• _Given entries_
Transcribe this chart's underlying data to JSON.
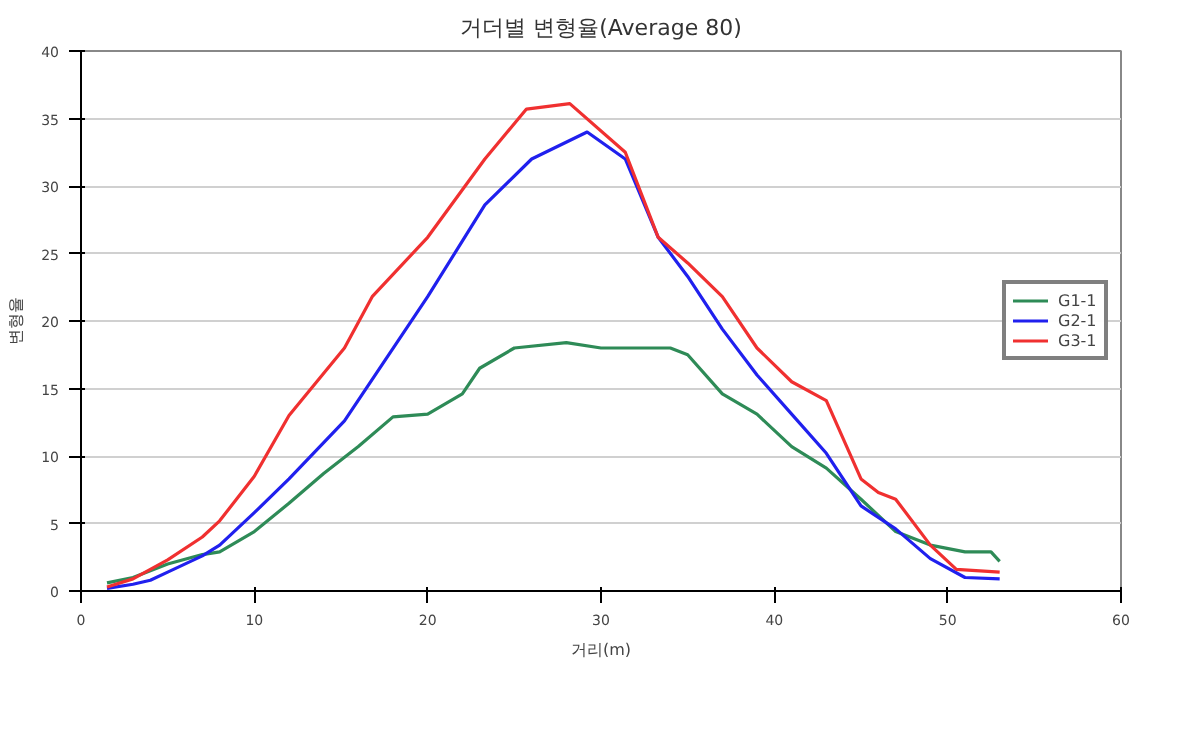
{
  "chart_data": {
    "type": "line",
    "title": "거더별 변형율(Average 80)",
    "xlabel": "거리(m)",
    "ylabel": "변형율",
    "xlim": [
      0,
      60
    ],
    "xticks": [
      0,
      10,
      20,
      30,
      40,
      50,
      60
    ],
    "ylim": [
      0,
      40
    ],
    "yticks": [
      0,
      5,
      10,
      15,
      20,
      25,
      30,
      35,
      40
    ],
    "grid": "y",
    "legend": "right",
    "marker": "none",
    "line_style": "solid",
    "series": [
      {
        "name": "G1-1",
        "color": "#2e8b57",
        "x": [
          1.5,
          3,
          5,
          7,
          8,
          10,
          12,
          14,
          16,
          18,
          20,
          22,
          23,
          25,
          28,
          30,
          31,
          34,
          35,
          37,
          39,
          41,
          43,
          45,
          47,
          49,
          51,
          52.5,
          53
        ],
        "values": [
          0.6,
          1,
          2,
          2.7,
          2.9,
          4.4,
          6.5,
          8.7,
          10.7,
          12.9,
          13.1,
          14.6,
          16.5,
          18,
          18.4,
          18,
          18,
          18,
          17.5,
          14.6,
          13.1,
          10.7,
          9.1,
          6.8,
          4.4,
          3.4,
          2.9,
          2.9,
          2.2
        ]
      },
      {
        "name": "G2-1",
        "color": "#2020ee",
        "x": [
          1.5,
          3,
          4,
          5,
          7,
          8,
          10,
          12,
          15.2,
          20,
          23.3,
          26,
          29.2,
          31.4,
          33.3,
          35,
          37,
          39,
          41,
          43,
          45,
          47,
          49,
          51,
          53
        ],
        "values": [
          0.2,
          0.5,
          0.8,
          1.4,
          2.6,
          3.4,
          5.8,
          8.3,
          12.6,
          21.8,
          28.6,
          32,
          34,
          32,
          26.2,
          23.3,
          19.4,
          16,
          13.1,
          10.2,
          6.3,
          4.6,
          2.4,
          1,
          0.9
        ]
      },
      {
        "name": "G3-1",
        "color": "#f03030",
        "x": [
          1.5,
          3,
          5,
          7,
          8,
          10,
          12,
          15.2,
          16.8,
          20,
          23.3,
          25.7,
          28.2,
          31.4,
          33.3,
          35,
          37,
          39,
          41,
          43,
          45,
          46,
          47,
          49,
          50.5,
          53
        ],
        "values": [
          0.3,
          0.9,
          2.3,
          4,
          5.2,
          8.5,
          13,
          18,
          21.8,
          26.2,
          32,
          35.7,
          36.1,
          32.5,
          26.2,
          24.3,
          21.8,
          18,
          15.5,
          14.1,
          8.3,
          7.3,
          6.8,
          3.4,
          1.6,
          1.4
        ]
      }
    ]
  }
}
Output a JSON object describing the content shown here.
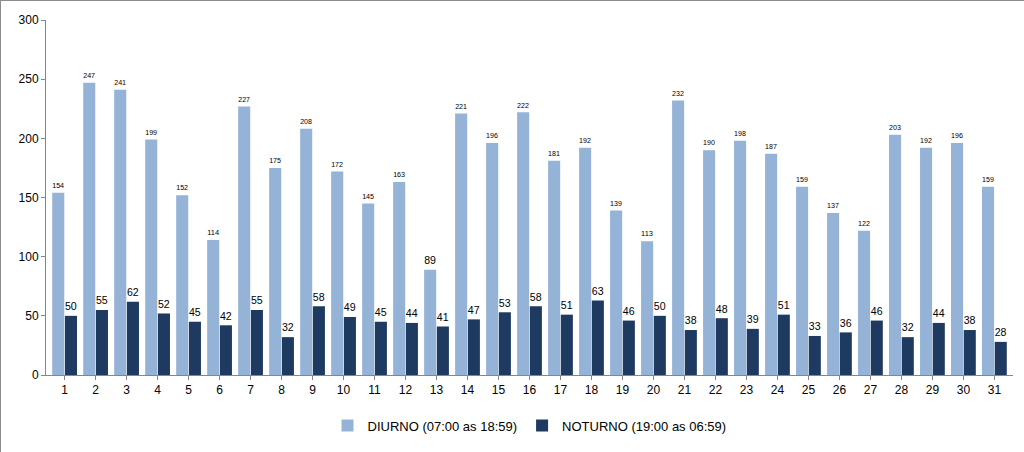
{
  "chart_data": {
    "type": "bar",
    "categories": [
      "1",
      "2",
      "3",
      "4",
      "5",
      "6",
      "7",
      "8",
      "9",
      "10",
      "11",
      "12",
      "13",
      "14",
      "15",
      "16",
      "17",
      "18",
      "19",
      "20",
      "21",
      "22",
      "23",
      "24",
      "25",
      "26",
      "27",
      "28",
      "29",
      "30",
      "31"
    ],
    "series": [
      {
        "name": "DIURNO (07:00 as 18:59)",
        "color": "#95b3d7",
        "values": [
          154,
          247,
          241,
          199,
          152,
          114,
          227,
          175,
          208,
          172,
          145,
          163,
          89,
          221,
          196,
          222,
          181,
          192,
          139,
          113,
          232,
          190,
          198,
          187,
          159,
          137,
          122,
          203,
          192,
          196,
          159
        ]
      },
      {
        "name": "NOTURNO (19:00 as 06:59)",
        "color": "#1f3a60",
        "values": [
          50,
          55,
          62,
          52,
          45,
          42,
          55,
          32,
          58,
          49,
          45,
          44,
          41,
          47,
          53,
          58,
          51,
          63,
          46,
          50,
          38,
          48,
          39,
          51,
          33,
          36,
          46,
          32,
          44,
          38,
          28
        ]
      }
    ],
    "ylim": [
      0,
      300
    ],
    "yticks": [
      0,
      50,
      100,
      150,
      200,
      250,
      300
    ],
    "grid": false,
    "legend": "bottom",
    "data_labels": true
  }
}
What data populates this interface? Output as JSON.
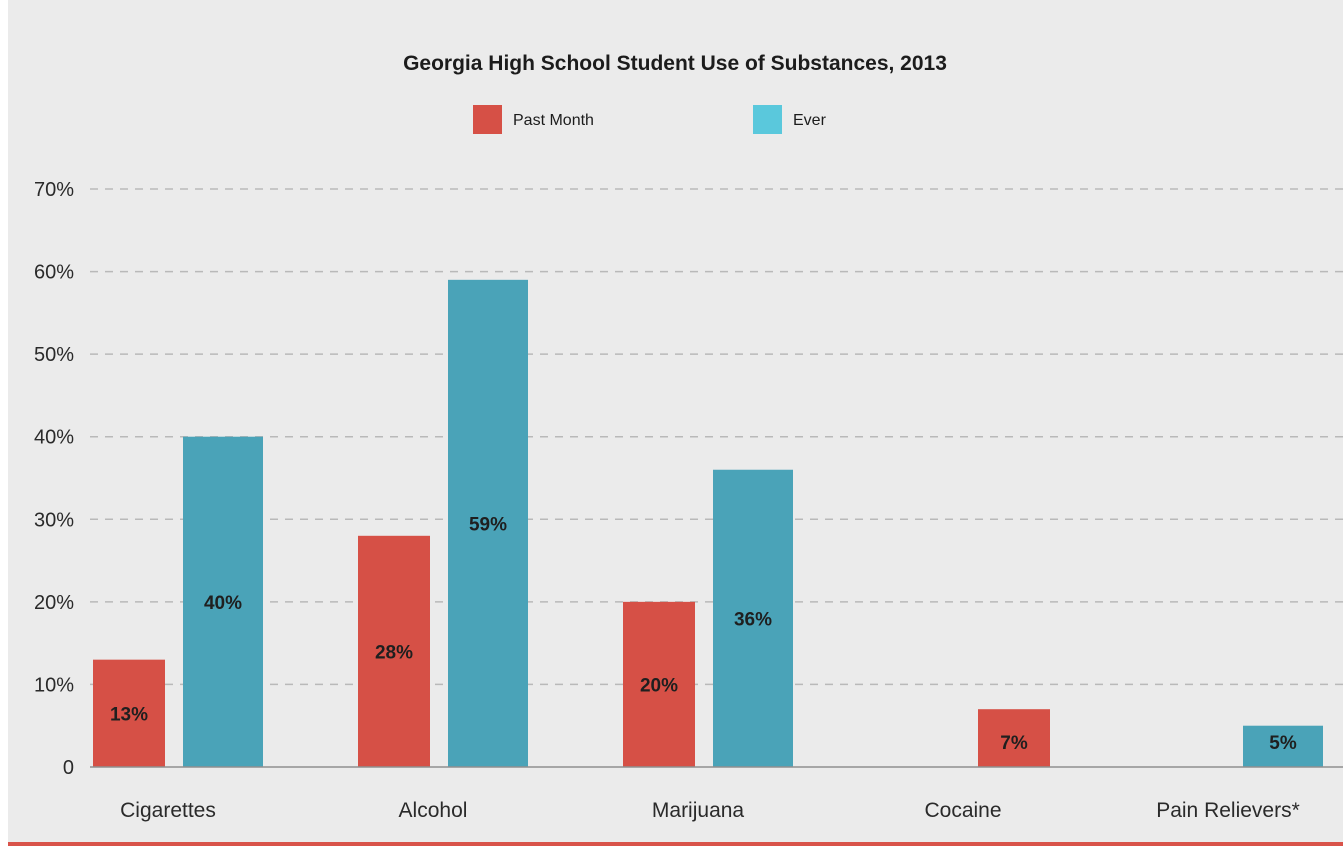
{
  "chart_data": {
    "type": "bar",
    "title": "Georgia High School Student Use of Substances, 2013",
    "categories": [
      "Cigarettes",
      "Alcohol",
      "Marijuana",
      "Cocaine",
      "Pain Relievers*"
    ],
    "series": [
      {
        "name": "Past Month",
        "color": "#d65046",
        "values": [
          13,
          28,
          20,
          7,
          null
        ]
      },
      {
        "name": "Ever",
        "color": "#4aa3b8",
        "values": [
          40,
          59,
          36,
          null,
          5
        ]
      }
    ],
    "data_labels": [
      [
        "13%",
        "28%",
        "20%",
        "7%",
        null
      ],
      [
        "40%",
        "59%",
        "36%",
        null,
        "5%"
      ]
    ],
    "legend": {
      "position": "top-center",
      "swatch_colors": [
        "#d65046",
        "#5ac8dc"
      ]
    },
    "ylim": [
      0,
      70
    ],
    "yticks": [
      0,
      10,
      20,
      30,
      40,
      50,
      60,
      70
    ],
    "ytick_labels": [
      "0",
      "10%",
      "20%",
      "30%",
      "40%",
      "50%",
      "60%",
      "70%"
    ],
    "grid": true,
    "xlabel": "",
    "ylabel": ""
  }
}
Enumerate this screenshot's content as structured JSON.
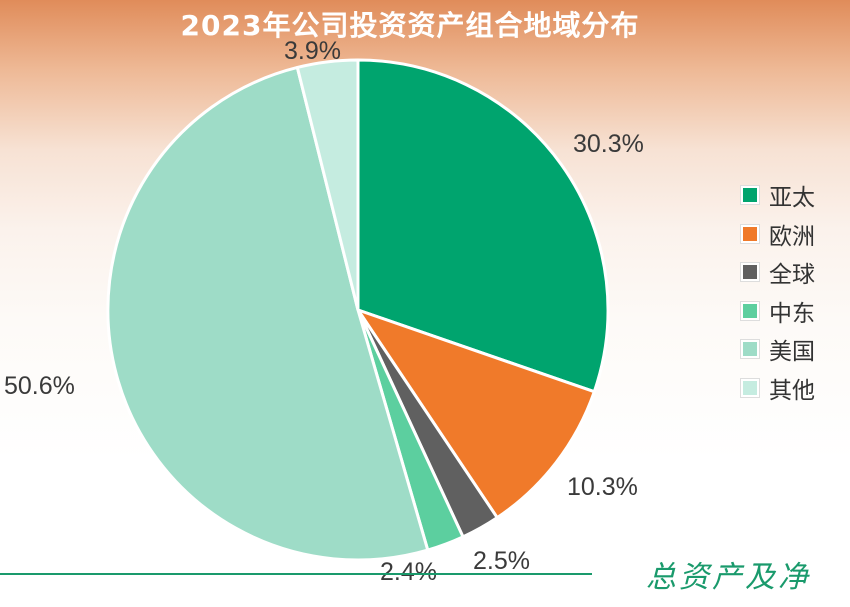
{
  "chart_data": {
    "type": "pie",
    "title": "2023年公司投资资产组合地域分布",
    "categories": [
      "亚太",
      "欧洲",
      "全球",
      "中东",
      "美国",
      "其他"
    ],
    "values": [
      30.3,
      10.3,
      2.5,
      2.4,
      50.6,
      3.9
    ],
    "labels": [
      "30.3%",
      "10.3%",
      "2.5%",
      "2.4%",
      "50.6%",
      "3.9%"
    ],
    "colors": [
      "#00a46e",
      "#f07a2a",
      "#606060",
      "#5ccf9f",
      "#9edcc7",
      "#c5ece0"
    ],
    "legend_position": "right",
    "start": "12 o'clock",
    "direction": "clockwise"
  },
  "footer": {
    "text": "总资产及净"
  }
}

• _Required task_
Retype every entry verbatim and exclude the pictures from the copy.

• _The completed task_
Transcribe this chart's underlying data to JSON.
{
  "chart_data": {
    "type": "line",
    "title": "거더별 변형율(Average 80)",
    "xlabel": "거리(m)",
    "ylabel": "변형율",
    "xlim": [
      0,
      60
    ],
    "xticks": [
      0,
      10,
      20,
      30,
      40,
      50,
      60
    ],
    "ylim": [
      0,
      40
    ],
    "yticks": [
      0,
      5,
      10,
      15,
      20,
      25,
      30,
      35,
      40
    ],
    "grid": "y",
    "legend": "right",
    "marker": "none",
    "line_style": "solid",
    "series": [
      {
        "name": "G1-1",
        "color": "#2e8b57",
        "x": [
          1.5,
          3,
          5,
          7,
          8,
          10,
          12,
          14,
          16,
          18,
          20,
          22,
          23,
          25,
          28,
          30,
          31,
          34,
          35,
          37,
          39,
          41,
          43,
          45,
          47,
          49,
          51,
          52.5,
          53
        ],
        "values": [
          0.6,
          1,
          2,
          2.7,
          2.9,
          4.4,
          6.5,
          8.7,
          10.7,
          12.9,
          13.1,
          14.6,
          16.5,
          18,
          18.4,
          18,
          18,
          18,
          17.5,
          14.6,
          13.1,
          10.7,
          9.1,
          6.8,
          4.4,
          3.4,
          2.9,
          2.9,
          2.2
        ]
      },
      {
        "name": "G2-1",
        "color": "#2020ee",
        "x": [
          1.5,
          3,
          4,
          5,
          7,
          8,
          10,
          12,
          15.2,
          20,
          23.3,
          26,
          29.2,
          31.4,
          33.3,
          35,
          37,
          39,
          41,
          43,
          45,
          47,
          49,
          51,
          53
        ],
        "values": [
          0.2,
          0.5,
          0.8,
          1.4,
          2.6,
          3.4,
          5.8,
          8.3,
          12.6,
          21.8,
          28.6,
          32,
          34,
          32,
          26.2,
          23.3,
          19.4,
          16,
          13.1,
          10.2,
          6.3,
          4.6,
          2.4,
          1,
          0.9
        ]
      },
      {
        "name": "G3-1",
        "color": "#f03030",
        "x": [
          1.5,
          3,
          5,
          7,
          8,
          10,
          12,
          15.2,
          16.8,
          20,
          23.3,
          25.7,
          28.2,
          31.4,
          33.3,
          35,
          37,
          39,
          41,
          43,
          45,
          46,
          47,
          49,
          50.5,
          53
        ],
        "values": [
          0.3,
          0.9,
          2.3,
          4,
          5.2,
          8.5,
          13,
          18,
          21.8,
          26.2,
          32,
          35.7,
          36.1,
          32.5,
          26.2,
          24.3,
          21.8,
          18,
          15.5,
          14.1,
          8.3,
          7.3,
          6.8,
          3.4,
          1.6,
          1.4
        ]
      }
    ]
  }
}
Output a JSON object describing the content shown here.
{
  "chart_data": {
    "type": "bar",
    "categories": [
      "1",
      "2",
      "3",
      "4",
      "5",
      "6",
      "7",
      "8",
      "9",
      "10",
      "11",
      "12",
      "13",
      "14",
      "15",
      "16",
      "17",
      "18",
      "19",
      "20",
      "21",
      "22",
      "23",
      "24",
      "25",
      "26",
      "27",
      "28",
      "29",
      "30",
      "31"
    ],
    "series": [
      {
        "name": "DIURNO (07:00 as 18:59)",
        "color": "#95b3d7",
        "values": [
          154,
          247,
          241,
          199,
          152,
          114,
          227,
          175,
          208,
          172,
          145,
          163,
          89,
          221,
          196,
          222,
          181,
          192,
          139,
          113,
          232,
          190,
          198,
          187,
          159,
          137,
          122,
          203,
          192,
          196,
          159
        ]
      },
      {
        "name": "NOTURNO (19:00 as 06:59)",
        "color": "#1f3a60",
        "values": [
          50,
          55,
          62,
          52,
          45,
          42,
          55,
          32,
          58,
          49,
          45,
          44,
          41,
          47,
          53,
          58,
          51,
          63,
          46,
          50,
          38,
          48,
          39,
          51,
          33,
          36,
          46,
          32,
          44,
          38,
          28
        ]
      }
    ],
    "ylim": [
      0,
      300
    ],
    "yticks": [
      0,
      50,
      100,
      150,
      200,
      250,
      300
    ],
    "grid": false,
    "legend": "bottom",
    "data_labels": true
  }
}
What data populates this interface? Output as JSON.
{
  "chart_data": {
    "type": "bar",
    "title": "Georgia High School Student Use of Substances, 2013",
    "categories": [
      "Cigarettes",
      "Alcohol",
      "Marijuana",
      "Cocaine",
      "Pain Relievers*"
    ],
    "series": [
      {
        "name": "Past Month",
        "color": "#d65046",
        "values": [
          13,
          28,
          20,
          7,
          null
        ]
      },
      {
        "name": "Ever",
        "color": "#4aa3b8",
        "values": [
          40,
          59,
          36,
          null,
          5
        ]
      }
    ],
    "data_labels": [
      [
        "13%",
        "28%",
        "20%",
        "7%",
        null
      ],
      [
        "40%",
        "59%",
        "36%",
        null,
        "5%"
      ]
    ],
    "legend": {
      "position": "top-center",
      "swatch_colors": [
        "#d65046",
        "#5ac8dc"
      ]
    },
    "ylim": [
      0,
      70
    ],
    "yticks": [
      0,
      10,
      20,
      30,
      40,
      50,
      60,
      70
    ],
    "ytick_labels": [
      "0",
      "10%",
      "20%",
      "30%",
      "40%",
      "50%",
      "60%",
      "70%"
    ],
    "grid": true,
    "xlabel": "",
    "ylabel": ""
  }
}
Enumerate this screenshot's content as structured JSON.
{
  "chart_data": {
    "type": "pie",
    "title": "2023年公司投资资产组合地域分布",
    "categories": [
      "亚太",
      "欧洲",
      "全球",
      "中东",
      "美国",
      "其他"
    ],
    "values": [
      30.3,
      10.3,
      2.5,
      2.4,
      50.6,
      3.9
    ],
    "labels": [
      "30.3%",
      "10.3%",
      "2.5%",
      "2.4%",
      "50.6%",
      "3.9%"
    ],
    "colors": [
      "#00a46e",
      "#f07a2a",
      "#606060",
      "#5ccf9f",
      "#9edcc7",
      "#c5ece0"
    ],
    "legend_position": "right",
    "start": "12 o'clock",
    "direction": "clockwise"
  },
  "footer": {
    "text": "总资产及净"
  }
}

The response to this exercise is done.